#### Dataset items
● ● ● ● ● ● ●

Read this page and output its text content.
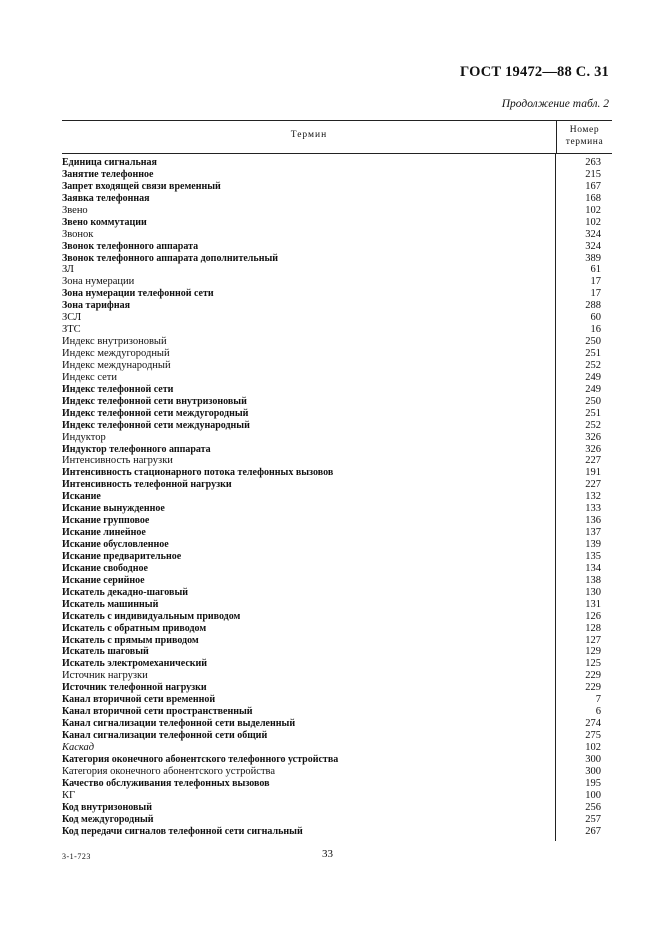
ГОСТ 19472—88 С. 31
Продолжение табл. 2
Термин	Номер
термина
Единица сигнальная	263
Занятие телефонное	215
Запрет входящей связи временный	167
Заявка телефонная	168
Звено	102
Звено коммутации	102
Звонок	324
Звонок телефонного аппарата	324
Звонок телефонного аппарата дополнительный	389
ЗЛ	61
Зона нумерации	17
Зона нумерации телефонной сети	17
Зона тарифная	288
ЗСЛ	60
ЗТС	16
Индекс внутризоновый	250
Индекс междугородный	251
Индекс международный	252
Индекс сети	249
Индекс телефонной сети	249
Индекс телефонной сети внутризоновый	250
Индекс телефонной сети междугородный	251
Индекс телефонной сети международный	252
Индуктор	326
Индуктор телефонного аппарата	326
Интенсивность нагрузки	227
Интенсивность стационарного потока телефонных вызовов	191
Интенсивность телефонной нагрузки	227
Искание	132
Искание вынужденное	133
Искание групповое	136
Искание линейное	137
Искание обусловленное	139
Искание предварительное	135
Искание свободное	134
Искание серийное	138
Искатель декадно-шаговый	130
Искатель машинный	131
Искатель с индивидуальным приводом	126
Искатель с обратным приводом	128
Искатель с прямым приводом	127
Искатель шаговый	129
Искатель электромеханический	125
Источник нагрузки	229
Источник телефонной нагрузки	229
Канал вторичной сети временной	7
Канал вторичной сети пространственный	6
Канал сигнализации телефонной сети выделенный	274
Канал сигнализации телефонной сети общий	275
Каскад	102
Категория оконечного абонентского телефонного устройства	300
Категория оконечного абонентского устройства	300
Качество обслуживания телефонных вызовов	195
КГ	100
Код внутризоновый	256
Код междугородный	257
Код передачи сигналов телефонной сети сигнальный	267
3-1-723	33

● ● ● ● ● ● ●

Omit the pictures, then quote the rest of the material above exactly.

Read this page and output its text content.
ГОСТ 19472—88 С. 31
Продолжение табл. 2
Термин	Номер
термина
Единица сигнальная	263
Занятие телефонное	215
Запрет входящей связи временный	167
Заявка телефонная	168
Звено	102
Звено коммутации	102
Звонок	324
Звонок телефонного аппарата	324
Звонок телефонного аппарата дополнительный	389
ЗЛ	61
Зона нумерации	17
Зона нумерации телефонной сети	17
Зона тарифная	288
ЗСЛ	60
ЗТС	16
Индекс внутризоновый	250
Индекс междугородный	251
Индекс международный	252
Индекс сети	249
Индекс телефонной сети	249
Индекс телефонной сети внутризоновый	250
Индекс телефонной сети междугородный	251
Индекс телефонной сети международный	252
Индуктор	326
Индуктор телефонного аппарата	326
Интенсивность нагрузки	227
Интенсивность стационарного потока телефонных вызовов	191
Интенсивность телефонной нагрузки	227
Искание	132
Искание вынужденное	133
Искание групповое	136
Искание линейное	137
Искание обусловленное	139
Искание предварительное	135
Искание свободное	134
Искание серийное	138
Искатель декадно-шаговый	130
Искатель машинный	131
Искатель с индивидуальным приводом	126
Искатель с обратным приводом	128
Искатель с прямым приводом	127
Искатель шаговый	129
Искатель электромеханический	125
Источник нагрузки	229
Источник телефонной нагрузки	229
Канал вторичной сети временной	7
Канал вторичной сети пространственный	6
Канал сигнализации телефонной сети выделенный	274
Канал сигнализации телефонной сети общий	275
Каскад	102
Категория оконечного абонентского телефонного устройства	300
Категория оконечного абонентского устройства	300
Качество обслуживания телефонных вызовов	195
КГ	100
Код внутризоновый	256
Код междугородный	257
Код передачи сигналов телефонной сети сигнальный	267
3-1-723	33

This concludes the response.